> _GOAL_
Leave out any pictures and transcribe all other data below exactly.

> _MATERIAL_

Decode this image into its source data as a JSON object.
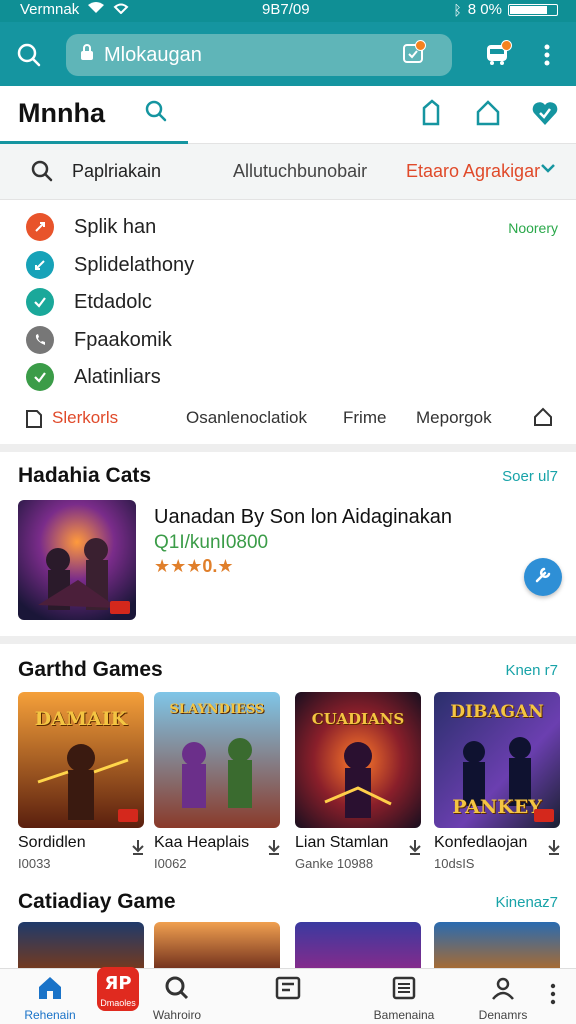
{
  "status_bar": {
    "carrier": "Vermnak",
    "time": "9B7/09",
    "battery": "8 0%",
    "battery_level": 0.85
  },
  "app_bar": {
    "search_text": "Mlokaugan"
  },
  "tab_row": {
    "title": "Mnnha"
  },
  "filter_row": {
    "item1": "Paplriakain",
    "item2": "Allutuchbunobair",
    "item3": "Etaaro Agrakigar"
  },
  "list": {
    "action": "Noorery",
    "items": [
      {
        "label": "Splik han",
        "color": "#e8542b"
      },
      {
        "label": "Splidelathony",
        "color": "#17a2b8"
      },
      {
        "label": "Etdadolc",
        "color": "#1aa89a"
      },
      {
        "label": "Fpaakomik",
        "color": "#777777"
      },
      {
        "label": "Alatinliars",
        "color": "#3b9c48"
      }
    ]
  },
  "subtabs": {
    "tab1": "Slerkorls",
    "tab2": "Osanlenoclatiok",
    "tab3": "Frime",
    "tab4": "Meporgok"
  },
  "section_featured": {
    "title": "Hadahia Cats",
    "action": "Soer ul7",
    "game_title": "Uanadan By Son lon Aidaginakan",
    "game_sub": "Q1I/kunI0800",
    "rating_text": "★★★0.★"
  },
  "section_games": {
    "title": "Garthd Games",
    "action": "Knen r7",
    "cards": [
      {
        "name": "Sordidlen",
        "meta": "I0033",
        "art_text": "DAMAIK"
      },
      {
        "name": "Kaa Heaplais",
        "meta": "I0062",
        "art_text": "SLAYNDIESS"
      },
      {
        "name": "Lian Stamlan",
        "meta": "Ganke 10988",
        "art_text": "CUADIANS"
      },
      {
        "name": "Konfedlaojan",
        "meta": "10dsIS",
        "art_text": "PANKEY"
      }
    ]
  },
  "section_category": {
    "title": "Catiadiay Game",
    "action": "Kinenaz7"
  },
  "bottom_nav": {
    "item1": "Rehenain",
    "item2": "Dmaoles",
    "item3": "Wahroiro",
    "item4": "Bamenaina",
    "item5": "Denamrs"
  }
}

> _EXERCISE SOLUTION_
Decode this image into its source data as a JSON object.
{
  "status_bar": {
    "carrier": "Vermnak",
    "time": "9B7/09",
    "battery": "8 0%",
    "battery_level": 0.85
  },
  "app_bar": {
    "search_text": "Mlokaugan"
  },
  "tab_row": {
    "title": "Mnnha"
  },
  "filter_row": {
    "item1": "Paplriakain",
    "item2": "Allutuchbunobair",
    "item3": "Etaaro Agrakigar"
  },
  "list": {
    "action": "Noorery",
    "items": [
      {
        "label": "Splik han",
        "color": "#e8542b"
      },
      {
        "label": "Splidelathony",
        "color": "#17a2b8"
      },
      {
        "label": "Etdadolc",
        "color": "#1aa89a"
      },
      {
        "label": "Fpaakomik",
        "color": "#777777"
      },
      {
        "label": "Alatinliars",
        "color": "#3b9c48"
      }
    ]
  },
  "subtabs": {
    "tab1": "Slerkorls",
    "tab2": "Osanlenoclatiok",
    "tab3": "Frime",
    "tab4": "Meporgok"
  },
  "section_featured": {
    "title": "Hadahia Cats",
    "action": "Soer ul7",
    "game_title": "Uanadan By Son lon Aidaginakan",
    "game_sub": "Q1I/kunI0800",
    "rating_text": "★★★0.★"
  },
  "section_games": {
    "title": "Garthd Games",
    "action": "Knen r7",
    "cards": [
      {
        "name": "Sordidlen",
        "meta": "I0033",
        "art_text": "DAMAIK"
      },
      {
        "name": "Kaa Heaplais",
        "meta": "I0062",
        "art_text": "SLAYNDIESS"
      },
      {
        "name": "Lian Stamlan",
        "meta": "Ganke 10988",
        "art_text": "CUADIANS"
      },
      {
        "name": "Konfedlaojan",
        "meta": "10dsIS",
        "art_text": "PANKEY"
      }
    ]
  },
  "section_category": {
    "title": "Catiadiay Game",
    "action": "Kinenaz7"
  },
  "bottom_nav": {
    "item1": "Rehenain",
    "item2": "Dmaoles",
    "item3": "Wahroiro",
    "item4": "Bamenaina",
    "item5": "Denamrs"
  }
}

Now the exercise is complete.